> _EXERCISE BRIEF_: Find the lines with "Besuch" in them and copy them out.

> _EXCERPTED DATA_:

(begin)

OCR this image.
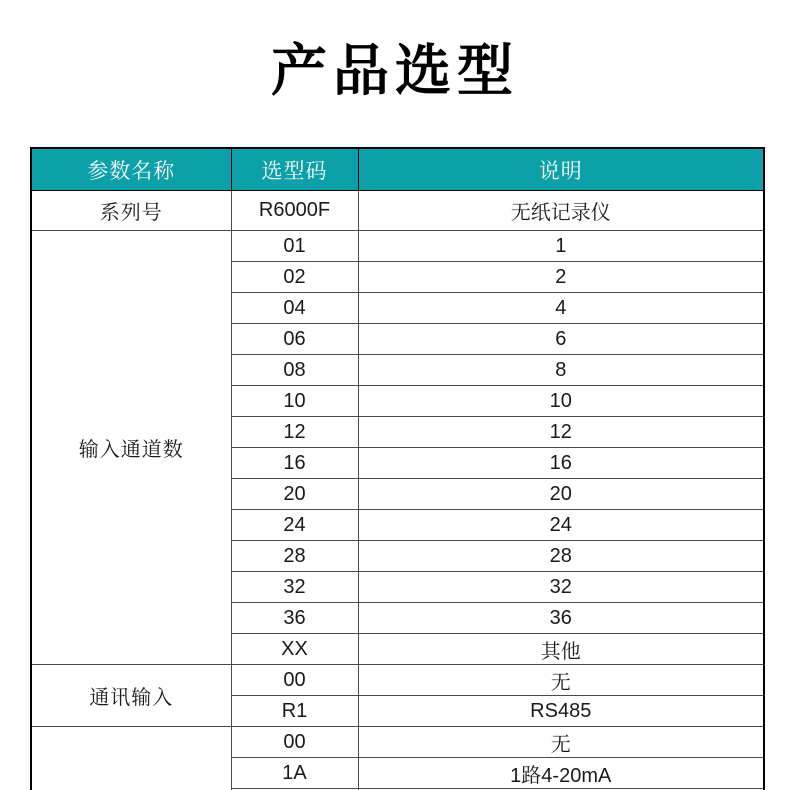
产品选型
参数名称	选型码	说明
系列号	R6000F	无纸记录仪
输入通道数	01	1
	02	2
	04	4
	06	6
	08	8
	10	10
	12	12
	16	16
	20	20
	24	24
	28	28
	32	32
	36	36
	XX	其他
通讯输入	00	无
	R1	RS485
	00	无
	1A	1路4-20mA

(end)
(begin)

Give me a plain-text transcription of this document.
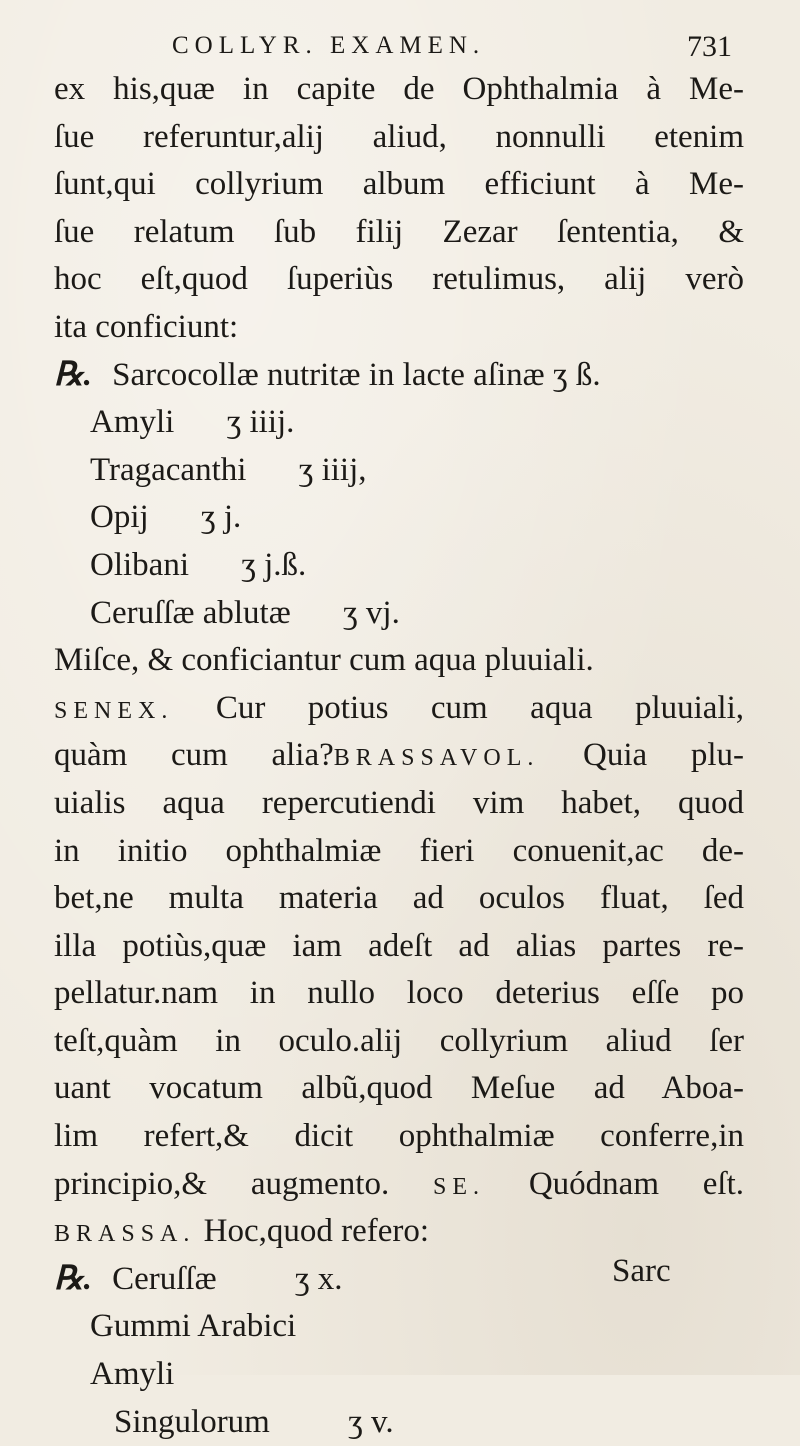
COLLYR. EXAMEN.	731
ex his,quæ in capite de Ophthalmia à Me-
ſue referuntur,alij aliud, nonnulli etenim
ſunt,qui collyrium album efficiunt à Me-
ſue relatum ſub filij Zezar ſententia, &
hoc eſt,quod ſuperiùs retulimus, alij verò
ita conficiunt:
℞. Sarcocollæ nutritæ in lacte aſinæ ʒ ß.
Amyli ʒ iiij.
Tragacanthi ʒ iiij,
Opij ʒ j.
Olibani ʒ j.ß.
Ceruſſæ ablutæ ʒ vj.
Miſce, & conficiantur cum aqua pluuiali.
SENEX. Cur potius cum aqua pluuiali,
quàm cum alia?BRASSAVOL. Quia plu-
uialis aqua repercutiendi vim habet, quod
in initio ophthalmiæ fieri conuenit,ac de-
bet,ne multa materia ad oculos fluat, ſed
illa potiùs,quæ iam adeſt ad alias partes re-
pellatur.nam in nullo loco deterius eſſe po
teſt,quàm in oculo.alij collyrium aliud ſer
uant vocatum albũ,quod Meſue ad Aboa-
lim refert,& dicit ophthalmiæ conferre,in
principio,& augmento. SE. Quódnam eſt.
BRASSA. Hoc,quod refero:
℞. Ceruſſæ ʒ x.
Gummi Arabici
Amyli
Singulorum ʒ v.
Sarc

(end)
(begin)

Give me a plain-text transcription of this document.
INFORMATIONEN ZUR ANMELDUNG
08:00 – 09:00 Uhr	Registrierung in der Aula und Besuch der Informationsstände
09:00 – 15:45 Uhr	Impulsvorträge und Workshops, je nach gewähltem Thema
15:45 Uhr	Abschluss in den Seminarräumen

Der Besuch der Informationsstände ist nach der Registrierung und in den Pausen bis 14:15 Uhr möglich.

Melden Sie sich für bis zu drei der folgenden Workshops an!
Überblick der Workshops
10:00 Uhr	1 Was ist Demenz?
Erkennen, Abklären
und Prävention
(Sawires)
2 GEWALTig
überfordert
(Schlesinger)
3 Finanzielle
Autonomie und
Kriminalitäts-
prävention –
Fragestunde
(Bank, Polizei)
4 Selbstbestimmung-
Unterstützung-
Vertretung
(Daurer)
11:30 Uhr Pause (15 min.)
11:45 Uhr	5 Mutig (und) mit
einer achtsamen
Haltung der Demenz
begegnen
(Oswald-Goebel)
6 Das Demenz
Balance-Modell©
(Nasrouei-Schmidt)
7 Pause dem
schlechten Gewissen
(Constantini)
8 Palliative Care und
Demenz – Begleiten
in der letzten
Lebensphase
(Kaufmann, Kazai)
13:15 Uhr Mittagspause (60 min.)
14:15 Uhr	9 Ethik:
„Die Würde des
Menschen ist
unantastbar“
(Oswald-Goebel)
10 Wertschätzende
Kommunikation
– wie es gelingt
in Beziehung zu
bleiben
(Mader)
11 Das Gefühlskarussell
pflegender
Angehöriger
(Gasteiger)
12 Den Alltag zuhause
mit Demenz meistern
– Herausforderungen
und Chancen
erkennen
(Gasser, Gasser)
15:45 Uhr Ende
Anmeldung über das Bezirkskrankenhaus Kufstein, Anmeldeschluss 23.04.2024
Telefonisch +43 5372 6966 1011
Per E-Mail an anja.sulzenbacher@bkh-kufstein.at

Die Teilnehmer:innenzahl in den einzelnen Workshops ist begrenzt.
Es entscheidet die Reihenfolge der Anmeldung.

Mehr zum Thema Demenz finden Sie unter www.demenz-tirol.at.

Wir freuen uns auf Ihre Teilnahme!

(end)

> _RESULT OF THE EXERCISE_:
08:00 – 09:00 Uhr	Registrierung in der Aula und Besuch der Informationsstände
Der Besuch der Informationsstände ist nach der Registrierung und in den Pausen bis 14:15 Uhr möglich.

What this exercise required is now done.